Here are some records; copy every line that holds the word "page".
___ DATA TO PROCESS
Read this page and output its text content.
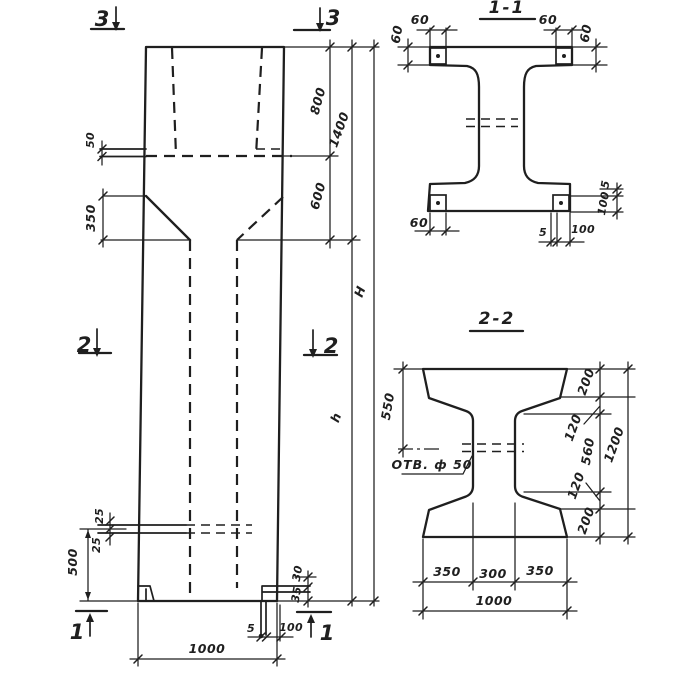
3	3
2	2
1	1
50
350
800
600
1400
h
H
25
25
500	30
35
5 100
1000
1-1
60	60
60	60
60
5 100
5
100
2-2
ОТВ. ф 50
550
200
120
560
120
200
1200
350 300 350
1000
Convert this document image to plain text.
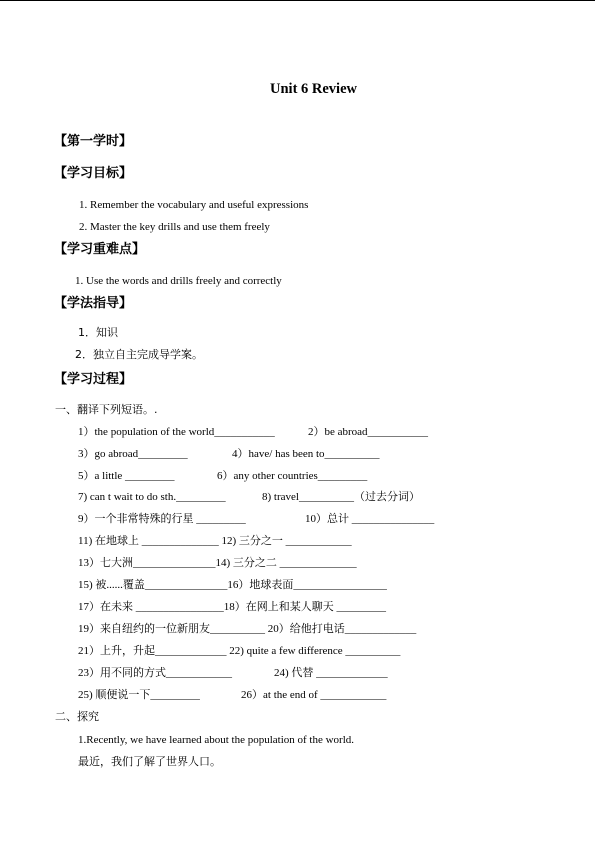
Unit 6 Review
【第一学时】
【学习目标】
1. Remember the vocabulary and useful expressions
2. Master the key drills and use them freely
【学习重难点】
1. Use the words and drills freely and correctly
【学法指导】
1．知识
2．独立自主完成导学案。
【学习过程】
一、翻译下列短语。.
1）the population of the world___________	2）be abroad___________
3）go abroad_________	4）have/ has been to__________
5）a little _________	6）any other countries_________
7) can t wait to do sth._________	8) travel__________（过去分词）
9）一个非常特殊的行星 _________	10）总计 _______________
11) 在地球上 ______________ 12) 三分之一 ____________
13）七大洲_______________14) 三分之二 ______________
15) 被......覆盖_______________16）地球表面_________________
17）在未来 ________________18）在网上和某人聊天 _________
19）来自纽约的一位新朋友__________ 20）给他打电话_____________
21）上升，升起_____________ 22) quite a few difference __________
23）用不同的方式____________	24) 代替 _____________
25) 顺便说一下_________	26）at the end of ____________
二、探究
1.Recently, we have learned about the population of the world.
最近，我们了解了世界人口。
______
___ DATA TO PROCESS
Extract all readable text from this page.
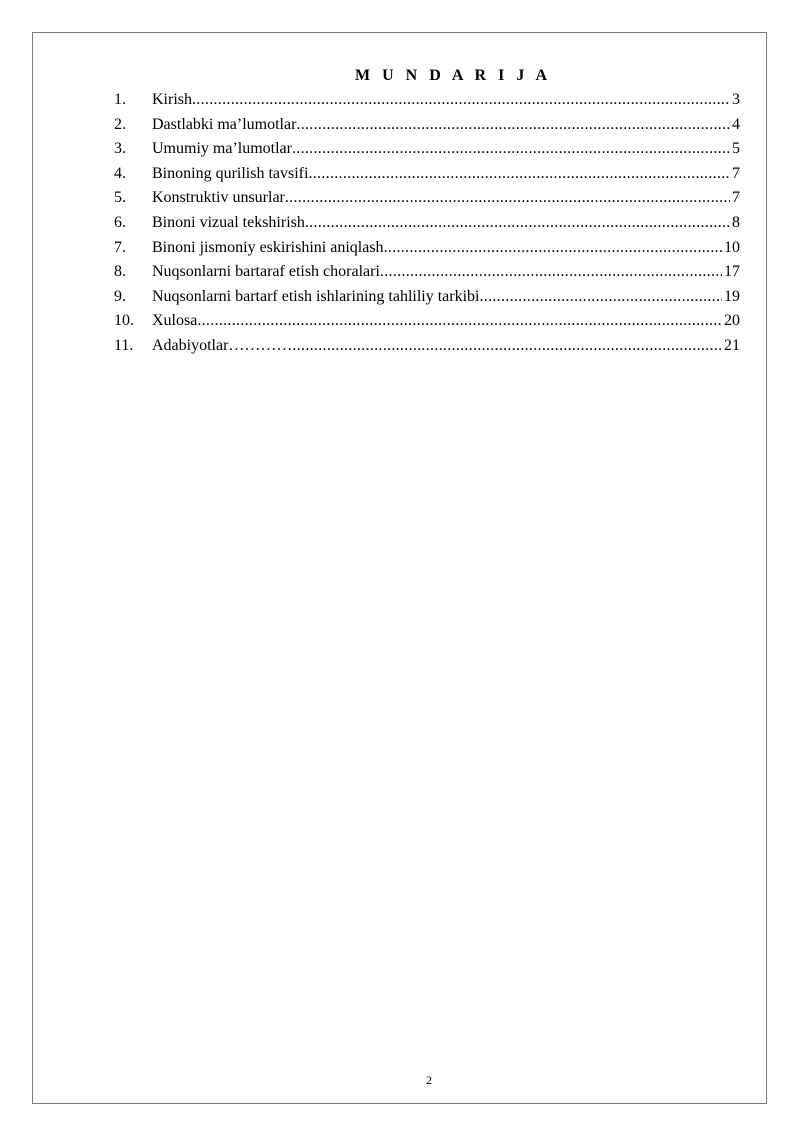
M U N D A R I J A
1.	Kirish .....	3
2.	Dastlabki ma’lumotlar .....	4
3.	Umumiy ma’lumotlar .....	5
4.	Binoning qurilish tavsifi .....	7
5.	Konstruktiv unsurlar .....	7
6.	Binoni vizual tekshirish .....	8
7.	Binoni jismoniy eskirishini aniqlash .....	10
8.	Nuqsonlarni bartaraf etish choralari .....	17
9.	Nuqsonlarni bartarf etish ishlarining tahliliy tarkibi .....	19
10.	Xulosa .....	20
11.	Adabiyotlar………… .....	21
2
______
___ DATA TO PROCESS
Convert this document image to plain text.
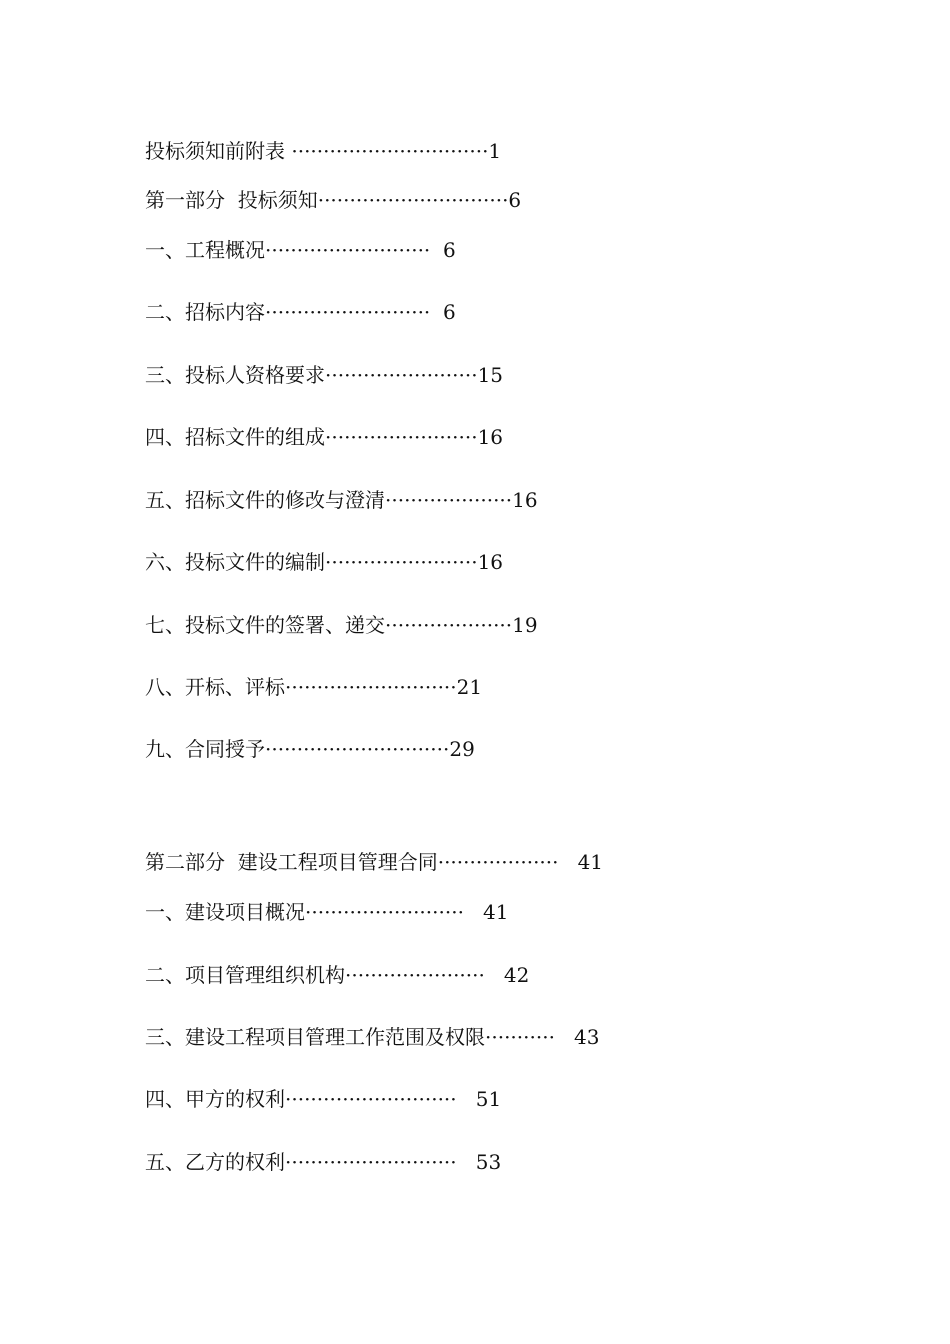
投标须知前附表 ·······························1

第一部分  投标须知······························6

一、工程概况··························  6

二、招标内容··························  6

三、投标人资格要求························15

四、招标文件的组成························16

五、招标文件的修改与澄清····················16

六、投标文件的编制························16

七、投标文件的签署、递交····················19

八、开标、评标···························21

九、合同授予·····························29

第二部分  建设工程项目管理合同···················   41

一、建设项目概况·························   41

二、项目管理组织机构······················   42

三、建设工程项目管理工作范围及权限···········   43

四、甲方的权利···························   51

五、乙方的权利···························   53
______
▶ **EXERCISE OUTPUT**:
Read this page and output its text content.
Extract all readable text from this page.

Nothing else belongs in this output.